▶ _PAGE TEXT_:
▼

What is ResearchOps?
Over the last several years, conferences and communities have been forming around the topic of Research Operations (ResearchOps). Much has been written already, and much is yet to be figured out. Working definitions seem to align around defining ResearchOps as a sub specialization of DesignOps, focused on user research. It spans research activities such as planning, fielding, analyzing, sharing and managing the research outputs and results.
I think of ResearchOps as the industrialization of knowledge gathering, or enabling an organization to be industrially curious, and then actually taking pains to remember what it learns.
Why has ResearchOps emerged?
ResearchOps, it seems, is emerging in response to the generic problem of scaling business capability. User Research has always been the runt of the design litter, continually trying to catch up with its bigger siblings: UX design (exponentially growing with digitization) and the various core business departments whose needs keep changing with the whims of market realities.
So it seems it was only a matter of time before ResearchOps emerged. We have been trying to Taylorize (is that even a word? Can I coin it if not?) just about everything since Scientific Management exploded on the scene in the 1880’s (I wrote about this fascinating history of our collective obsession with efficiency a few years ago in a series of articles here).
A few analogous examples:
- DevOps tries to scale and shorten software development times.
- DataOps operationalizes data analytics.
- DesignOps looks to scale and systematize Design.
- SalesOps has been improving sales way before Glengarry Glen Ross was chanting “Always. Be. Closing.” (Alec Baldwin may or may not have drawn on that character for his brilliantly funny depiction of a certain president on SNL).
- MarketOps, while I don’t think is a term, has really been around in the form of market research and business intelligence for decades.
See a pattern? I think of ResearchOps as essentially an organizational concept that tries to better orchestrate a set of processes (in this case around research) that people do in order to scale, multiply and unlock more of its value.
Research at scale, and at speed, is very difficult to do
It is also very difficult to build institutional knowledge and manage it. This challenge has been emerging for a long time. Yet it is erupting now, when our level of problem complexity is rising, need for speed is increasing and companies have even more of a burning need to truly understand people better to respond to changing needs and contexts.
The need has increased in our world for ways to systemically derive deep, authentic and impactful human insights that help organizations address complex business problems faster. Perhaps in real time; perhaps one day predicting what is needed with some amount of accuracy. And we won’t get there with only the approaches and methods that got us here.

▲

▶ _ACTIVITIES_:
a – In the text on ResearchOps, restate the paragraph beginning "Over the last several years" as a short bulleted list that keeps its main facts.
b – Decide whether each statement below agrees with the text on ResearchOps. Answer yes or no for each, and quote the words from the text that decide it.
(i) Working definitions place ResearchOps under DesignOps, with a focus on user research.
(ii) DataOps is described as shortening software development times.
(iii) The writer regards MarketOps as an established term.

▶ _INFORMATION SUPPLIED_:
▼

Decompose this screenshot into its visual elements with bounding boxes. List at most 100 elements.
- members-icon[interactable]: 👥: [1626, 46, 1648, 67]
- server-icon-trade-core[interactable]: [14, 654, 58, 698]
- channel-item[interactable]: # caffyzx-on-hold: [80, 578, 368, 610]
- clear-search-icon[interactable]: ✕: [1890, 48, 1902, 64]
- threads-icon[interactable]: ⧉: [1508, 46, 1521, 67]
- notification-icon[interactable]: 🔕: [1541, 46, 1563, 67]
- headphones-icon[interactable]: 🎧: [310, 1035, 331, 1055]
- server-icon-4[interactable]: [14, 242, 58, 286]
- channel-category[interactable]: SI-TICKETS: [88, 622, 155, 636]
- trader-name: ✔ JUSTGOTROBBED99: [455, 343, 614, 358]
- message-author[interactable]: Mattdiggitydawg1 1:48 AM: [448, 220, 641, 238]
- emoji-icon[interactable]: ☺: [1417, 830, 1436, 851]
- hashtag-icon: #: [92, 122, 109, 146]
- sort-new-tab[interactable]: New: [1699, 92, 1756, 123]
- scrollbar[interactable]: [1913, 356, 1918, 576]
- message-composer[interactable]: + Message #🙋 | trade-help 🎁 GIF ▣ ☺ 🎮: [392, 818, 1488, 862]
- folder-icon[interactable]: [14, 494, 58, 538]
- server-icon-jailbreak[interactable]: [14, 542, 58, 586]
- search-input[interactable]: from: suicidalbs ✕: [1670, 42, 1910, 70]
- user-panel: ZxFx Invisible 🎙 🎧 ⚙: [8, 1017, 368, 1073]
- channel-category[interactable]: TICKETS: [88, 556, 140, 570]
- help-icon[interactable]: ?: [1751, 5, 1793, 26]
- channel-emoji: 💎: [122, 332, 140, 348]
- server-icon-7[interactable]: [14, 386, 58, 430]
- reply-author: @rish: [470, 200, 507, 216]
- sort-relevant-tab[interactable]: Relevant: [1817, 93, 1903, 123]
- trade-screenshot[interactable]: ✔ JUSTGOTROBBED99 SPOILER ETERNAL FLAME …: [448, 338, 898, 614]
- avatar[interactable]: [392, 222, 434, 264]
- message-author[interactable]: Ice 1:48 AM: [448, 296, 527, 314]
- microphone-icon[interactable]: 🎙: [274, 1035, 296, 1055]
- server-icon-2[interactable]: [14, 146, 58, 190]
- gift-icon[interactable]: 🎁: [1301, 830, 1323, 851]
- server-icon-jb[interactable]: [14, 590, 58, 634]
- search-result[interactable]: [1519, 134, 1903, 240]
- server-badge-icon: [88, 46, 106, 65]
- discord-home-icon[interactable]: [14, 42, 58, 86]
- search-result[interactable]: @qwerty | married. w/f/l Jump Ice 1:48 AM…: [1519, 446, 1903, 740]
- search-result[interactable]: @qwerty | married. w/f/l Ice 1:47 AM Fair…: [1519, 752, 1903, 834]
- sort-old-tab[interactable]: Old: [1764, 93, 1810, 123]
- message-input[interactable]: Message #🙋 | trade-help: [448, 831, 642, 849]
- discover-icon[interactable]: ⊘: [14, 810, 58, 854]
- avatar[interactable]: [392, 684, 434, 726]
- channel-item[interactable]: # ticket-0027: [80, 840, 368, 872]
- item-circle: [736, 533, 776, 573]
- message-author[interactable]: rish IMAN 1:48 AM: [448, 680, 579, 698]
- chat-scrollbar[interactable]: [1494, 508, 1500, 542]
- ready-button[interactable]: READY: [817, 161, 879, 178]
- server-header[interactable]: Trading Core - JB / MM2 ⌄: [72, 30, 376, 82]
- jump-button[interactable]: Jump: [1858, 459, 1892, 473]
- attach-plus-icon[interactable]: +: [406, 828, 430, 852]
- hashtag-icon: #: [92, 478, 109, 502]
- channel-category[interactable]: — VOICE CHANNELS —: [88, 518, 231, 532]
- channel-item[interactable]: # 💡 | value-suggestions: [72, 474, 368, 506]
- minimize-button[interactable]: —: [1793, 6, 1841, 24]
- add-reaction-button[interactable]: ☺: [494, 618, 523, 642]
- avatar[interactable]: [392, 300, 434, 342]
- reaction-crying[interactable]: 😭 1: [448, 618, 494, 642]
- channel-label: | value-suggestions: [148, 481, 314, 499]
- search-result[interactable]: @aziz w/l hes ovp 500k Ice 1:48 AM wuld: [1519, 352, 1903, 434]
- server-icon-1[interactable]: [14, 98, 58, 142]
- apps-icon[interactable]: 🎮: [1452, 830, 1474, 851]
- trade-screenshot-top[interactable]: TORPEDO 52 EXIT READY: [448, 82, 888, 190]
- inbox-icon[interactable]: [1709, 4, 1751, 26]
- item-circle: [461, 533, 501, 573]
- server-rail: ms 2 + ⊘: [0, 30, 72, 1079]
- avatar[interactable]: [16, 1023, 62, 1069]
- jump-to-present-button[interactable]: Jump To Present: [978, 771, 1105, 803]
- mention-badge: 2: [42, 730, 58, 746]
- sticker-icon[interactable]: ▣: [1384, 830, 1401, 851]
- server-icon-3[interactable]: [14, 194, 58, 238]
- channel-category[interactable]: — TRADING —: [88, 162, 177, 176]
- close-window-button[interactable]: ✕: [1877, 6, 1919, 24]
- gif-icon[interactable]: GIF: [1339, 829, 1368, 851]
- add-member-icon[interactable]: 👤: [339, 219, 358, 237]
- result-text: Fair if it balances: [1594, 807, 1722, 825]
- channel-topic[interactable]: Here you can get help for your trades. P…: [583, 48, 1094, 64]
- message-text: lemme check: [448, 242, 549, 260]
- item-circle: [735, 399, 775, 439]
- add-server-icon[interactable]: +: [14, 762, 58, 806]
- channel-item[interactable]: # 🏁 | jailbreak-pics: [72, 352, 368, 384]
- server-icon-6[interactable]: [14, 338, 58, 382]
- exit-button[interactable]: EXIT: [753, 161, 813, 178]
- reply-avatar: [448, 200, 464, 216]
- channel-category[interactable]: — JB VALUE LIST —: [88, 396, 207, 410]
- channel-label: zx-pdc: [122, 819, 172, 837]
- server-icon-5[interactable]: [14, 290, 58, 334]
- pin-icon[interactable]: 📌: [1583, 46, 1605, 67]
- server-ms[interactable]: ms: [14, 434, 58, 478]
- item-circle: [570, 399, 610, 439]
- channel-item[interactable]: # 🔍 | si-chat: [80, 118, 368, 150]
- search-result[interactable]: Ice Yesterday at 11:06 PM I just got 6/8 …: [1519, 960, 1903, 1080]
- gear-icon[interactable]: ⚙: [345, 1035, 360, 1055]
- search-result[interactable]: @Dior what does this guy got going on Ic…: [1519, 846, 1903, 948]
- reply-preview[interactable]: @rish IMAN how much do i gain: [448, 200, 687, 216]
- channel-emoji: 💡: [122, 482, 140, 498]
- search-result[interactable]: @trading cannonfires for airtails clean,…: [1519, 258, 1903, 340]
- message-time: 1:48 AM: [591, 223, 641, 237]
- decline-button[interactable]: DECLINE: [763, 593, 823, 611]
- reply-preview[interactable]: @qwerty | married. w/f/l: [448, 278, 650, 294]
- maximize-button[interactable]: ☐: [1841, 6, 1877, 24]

▲

▶ _ACTIVITY ANSWERS_:
a –
- Conferences and communities have formed around Research Operations (ResearchOps) in recent years.
- Much has been written about it, but much is still to be figured out.
- Working definitions treat ResearchOps as a sub specialization of DesignOps, focused on user research.
- It spans planning, fielding, analyzing, sharing and managing research outputs and results.

b –
(i) Yes: "defining ResearchOps as a sub specialization of DesignOps, focused on user research"
(ii) No: "DataOps operationalizes data analytics."
(iii) No: "MarketOps, while I don’t think is a term"